=== Records for the task ===
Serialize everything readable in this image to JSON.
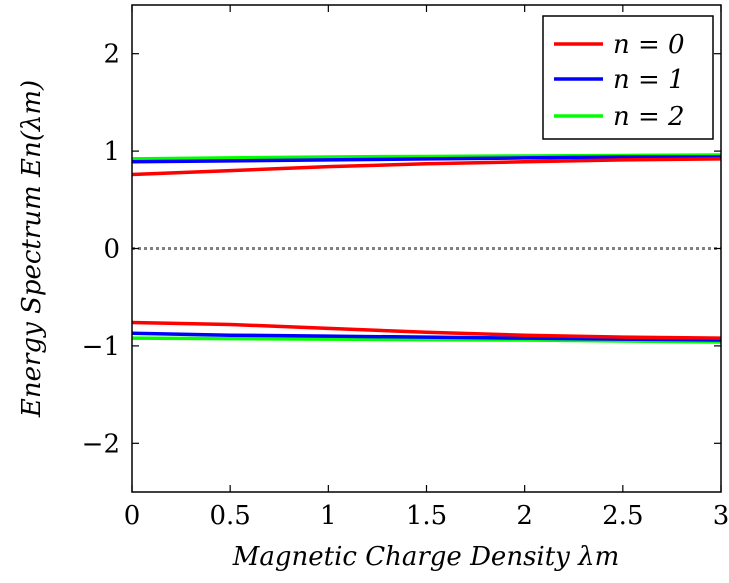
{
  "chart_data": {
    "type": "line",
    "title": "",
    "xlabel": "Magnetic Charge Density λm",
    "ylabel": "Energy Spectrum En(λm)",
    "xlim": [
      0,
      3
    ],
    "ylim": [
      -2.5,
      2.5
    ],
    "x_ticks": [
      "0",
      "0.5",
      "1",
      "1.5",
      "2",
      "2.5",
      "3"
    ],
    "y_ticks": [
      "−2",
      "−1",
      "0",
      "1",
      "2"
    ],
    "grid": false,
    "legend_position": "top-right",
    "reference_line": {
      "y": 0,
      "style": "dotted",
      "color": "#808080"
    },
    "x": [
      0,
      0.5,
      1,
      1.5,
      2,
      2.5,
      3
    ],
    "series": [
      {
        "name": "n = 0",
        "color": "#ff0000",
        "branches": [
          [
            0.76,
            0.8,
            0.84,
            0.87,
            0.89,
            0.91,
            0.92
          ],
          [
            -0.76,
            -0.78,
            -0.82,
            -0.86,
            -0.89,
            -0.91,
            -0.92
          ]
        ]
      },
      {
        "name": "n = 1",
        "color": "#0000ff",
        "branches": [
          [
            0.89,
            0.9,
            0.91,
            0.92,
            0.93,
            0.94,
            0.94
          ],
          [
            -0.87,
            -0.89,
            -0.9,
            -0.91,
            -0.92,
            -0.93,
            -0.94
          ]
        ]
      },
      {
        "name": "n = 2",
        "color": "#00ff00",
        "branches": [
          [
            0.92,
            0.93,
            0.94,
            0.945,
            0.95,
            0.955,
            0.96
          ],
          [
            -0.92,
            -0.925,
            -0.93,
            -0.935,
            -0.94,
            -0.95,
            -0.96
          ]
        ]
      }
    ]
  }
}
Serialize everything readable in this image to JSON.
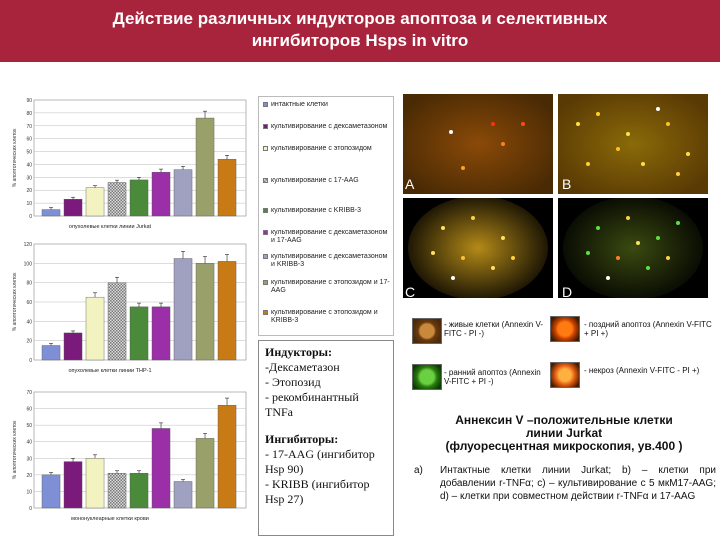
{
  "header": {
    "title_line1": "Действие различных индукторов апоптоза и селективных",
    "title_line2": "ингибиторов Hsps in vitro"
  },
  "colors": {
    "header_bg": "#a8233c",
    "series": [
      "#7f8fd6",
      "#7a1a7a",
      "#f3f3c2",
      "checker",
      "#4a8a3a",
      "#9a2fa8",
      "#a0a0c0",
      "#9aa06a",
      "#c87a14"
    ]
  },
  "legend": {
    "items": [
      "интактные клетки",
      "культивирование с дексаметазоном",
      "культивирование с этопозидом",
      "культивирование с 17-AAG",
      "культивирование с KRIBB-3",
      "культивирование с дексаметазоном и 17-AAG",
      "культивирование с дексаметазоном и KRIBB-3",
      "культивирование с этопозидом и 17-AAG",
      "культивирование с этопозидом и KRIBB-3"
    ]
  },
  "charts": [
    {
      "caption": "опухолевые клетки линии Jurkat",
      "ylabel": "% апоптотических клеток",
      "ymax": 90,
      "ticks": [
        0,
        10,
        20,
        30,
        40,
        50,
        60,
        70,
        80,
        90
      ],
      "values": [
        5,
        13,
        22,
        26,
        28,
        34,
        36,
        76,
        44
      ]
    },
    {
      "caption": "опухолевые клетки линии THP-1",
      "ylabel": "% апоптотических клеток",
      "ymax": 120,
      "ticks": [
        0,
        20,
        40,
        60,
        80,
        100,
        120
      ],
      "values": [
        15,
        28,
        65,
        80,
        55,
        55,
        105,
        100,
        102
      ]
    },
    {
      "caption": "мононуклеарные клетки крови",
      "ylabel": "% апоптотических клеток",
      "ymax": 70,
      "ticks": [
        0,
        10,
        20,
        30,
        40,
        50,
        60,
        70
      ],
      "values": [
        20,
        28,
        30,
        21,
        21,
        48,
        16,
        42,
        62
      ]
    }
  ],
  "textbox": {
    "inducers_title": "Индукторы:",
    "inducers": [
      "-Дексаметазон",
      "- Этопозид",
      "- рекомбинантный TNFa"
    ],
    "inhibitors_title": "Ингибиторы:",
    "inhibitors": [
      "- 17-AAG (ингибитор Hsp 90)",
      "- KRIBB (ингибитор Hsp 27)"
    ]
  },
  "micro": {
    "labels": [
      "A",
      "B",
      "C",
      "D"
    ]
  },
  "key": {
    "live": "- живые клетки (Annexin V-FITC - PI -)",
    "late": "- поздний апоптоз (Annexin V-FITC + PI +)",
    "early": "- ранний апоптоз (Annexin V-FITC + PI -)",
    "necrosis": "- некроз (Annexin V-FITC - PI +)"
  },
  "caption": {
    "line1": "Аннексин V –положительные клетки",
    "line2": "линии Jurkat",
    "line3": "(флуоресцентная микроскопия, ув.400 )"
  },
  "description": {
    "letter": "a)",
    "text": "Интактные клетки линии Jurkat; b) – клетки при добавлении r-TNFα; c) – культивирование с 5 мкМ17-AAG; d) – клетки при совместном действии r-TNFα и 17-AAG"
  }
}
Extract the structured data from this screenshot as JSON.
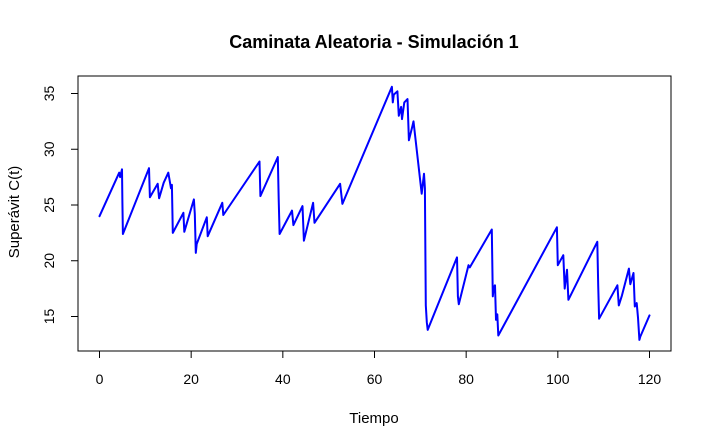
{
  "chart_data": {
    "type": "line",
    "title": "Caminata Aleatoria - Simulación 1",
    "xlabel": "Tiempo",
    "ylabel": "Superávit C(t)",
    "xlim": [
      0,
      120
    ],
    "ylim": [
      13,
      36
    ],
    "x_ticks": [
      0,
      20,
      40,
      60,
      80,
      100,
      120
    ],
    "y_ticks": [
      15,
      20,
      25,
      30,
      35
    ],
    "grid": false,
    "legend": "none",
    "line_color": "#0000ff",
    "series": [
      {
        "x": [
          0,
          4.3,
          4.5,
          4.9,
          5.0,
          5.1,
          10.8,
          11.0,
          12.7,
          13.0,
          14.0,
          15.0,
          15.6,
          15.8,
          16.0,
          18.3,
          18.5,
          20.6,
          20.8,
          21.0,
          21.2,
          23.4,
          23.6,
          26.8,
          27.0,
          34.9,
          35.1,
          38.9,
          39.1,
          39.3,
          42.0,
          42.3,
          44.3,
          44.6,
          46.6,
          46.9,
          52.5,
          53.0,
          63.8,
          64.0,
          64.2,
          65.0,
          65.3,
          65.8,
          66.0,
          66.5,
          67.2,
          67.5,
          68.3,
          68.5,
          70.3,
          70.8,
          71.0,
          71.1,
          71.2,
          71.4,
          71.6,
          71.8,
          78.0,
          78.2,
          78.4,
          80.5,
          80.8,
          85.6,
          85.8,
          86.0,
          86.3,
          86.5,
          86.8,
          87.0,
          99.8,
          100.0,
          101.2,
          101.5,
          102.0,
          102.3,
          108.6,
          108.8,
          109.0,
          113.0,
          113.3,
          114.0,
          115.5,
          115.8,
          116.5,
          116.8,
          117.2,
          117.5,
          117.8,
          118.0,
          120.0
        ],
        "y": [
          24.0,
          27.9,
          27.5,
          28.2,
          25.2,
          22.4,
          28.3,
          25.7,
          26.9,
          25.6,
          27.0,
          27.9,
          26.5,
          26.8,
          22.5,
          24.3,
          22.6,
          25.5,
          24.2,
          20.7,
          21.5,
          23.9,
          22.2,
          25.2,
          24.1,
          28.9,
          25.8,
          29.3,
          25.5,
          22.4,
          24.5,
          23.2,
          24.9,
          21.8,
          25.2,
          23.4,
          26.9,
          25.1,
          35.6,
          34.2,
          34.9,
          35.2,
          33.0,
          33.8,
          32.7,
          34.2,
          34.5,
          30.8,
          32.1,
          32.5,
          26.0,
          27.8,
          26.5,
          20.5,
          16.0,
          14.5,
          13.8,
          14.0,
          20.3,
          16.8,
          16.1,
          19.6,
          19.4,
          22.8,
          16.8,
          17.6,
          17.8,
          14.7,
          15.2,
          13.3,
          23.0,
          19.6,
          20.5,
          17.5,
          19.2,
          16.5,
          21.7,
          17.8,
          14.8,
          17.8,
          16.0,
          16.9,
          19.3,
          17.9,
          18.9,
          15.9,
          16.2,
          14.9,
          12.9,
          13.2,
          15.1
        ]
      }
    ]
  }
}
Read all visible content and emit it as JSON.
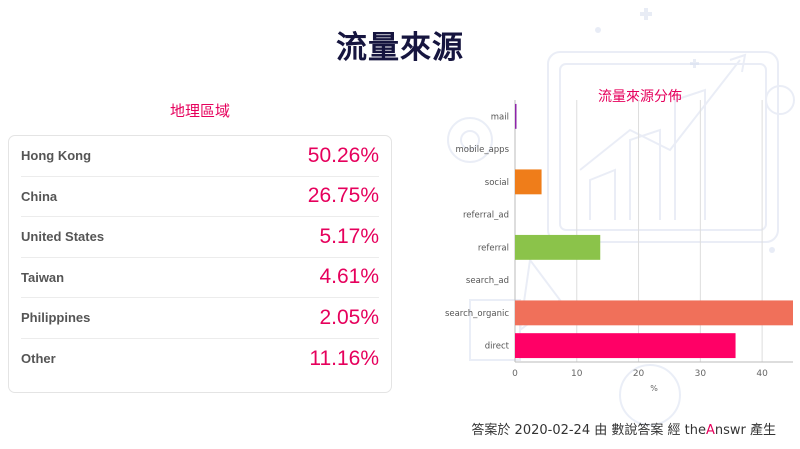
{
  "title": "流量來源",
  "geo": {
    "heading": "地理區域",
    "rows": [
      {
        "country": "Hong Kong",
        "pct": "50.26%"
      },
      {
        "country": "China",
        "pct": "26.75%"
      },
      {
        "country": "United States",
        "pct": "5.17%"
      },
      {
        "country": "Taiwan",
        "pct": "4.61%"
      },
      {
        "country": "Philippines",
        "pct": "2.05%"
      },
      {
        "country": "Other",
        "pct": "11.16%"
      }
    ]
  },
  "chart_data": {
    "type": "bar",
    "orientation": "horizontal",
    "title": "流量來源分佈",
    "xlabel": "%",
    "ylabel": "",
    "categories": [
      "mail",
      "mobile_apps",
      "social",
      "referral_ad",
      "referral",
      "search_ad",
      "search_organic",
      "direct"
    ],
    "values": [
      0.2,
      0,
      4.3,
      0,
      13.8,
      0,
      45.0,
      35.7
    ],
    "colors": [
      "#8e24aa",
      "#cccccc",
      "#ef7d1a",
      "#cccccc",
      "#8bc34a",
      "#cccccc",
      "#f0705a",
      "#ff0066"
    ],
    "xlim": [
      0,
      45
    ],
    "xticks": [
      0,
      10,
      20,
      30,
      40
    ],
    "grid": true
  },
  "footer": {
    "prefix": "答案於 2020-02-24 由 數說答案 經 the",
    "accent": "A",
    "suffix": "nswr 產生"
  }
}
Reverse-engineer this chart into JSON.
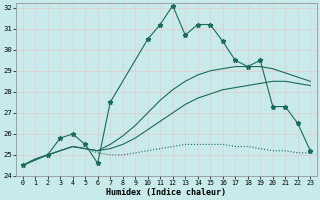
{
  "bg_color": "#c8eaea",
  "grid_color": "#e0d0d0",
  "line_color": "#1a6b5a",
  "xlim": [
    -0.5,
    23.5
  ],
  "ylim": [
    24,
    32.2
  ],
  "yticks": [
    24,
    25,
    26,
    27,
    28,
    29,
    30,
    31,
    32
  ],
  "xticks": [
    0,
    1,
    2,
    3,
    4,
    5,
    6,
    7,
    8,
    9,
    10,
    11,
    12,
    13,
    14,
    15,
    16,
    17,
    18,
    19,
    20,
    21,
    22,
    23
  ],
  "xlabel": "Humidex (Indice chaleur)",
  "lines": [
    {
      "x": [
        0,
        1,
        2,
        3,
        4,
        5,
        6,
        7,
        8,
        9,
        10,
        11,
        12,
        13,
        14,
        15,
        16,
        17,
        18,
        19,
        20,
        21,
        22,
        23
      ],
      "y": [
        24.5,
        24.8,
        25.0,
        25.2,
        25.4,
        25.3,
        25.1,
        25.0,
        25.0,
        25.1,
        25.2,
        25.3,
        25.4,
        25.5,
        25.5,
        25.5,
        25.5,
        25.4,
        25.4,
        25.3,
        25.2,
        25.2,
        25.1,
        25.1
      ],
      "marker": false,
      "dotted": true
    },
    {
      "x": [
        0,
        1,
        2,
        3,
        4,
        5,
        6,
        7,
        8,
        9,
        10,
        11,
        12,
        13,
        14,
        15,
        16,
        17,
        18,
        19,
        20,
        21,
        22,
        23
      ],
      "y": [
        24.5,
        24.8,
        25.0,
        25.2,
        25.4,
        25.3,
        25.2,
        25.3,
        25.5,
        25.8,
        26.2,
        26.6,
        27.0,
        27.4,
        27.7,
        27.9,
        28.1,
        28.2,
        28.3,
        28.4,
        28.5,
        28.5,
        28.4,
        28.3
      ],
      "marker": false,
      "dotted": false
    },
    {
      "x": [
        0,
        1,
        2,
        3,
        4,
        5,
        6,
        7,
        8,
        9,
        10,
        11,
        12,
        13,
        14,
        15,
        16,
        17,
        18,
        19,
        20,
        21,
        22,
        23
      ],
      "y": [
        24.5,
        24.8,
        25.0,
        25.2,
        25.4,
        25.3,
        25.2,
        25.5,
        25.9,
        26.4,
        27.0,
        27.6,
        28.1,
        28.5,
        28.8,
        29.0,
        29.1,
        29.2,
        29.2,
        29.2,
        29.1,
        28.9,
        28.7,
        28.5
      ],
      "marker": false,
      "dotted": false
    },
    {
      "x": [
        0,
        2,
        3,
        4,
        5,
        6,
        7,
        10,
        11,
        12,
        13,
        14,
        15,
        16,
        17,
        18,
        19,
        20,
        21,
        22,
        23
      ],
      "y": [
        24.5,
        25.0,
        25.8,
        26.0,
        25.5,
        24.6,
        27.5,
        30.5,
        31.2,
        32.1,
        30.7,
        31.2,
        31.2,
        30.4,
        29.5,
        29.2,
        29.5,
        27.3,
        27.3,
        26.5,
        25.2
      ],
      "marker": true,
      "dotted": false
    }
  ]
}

=== Exercise task ===
Work through the listing above and report how many lines include the string "линии", with no other text.

=== Answer to this problem ===
4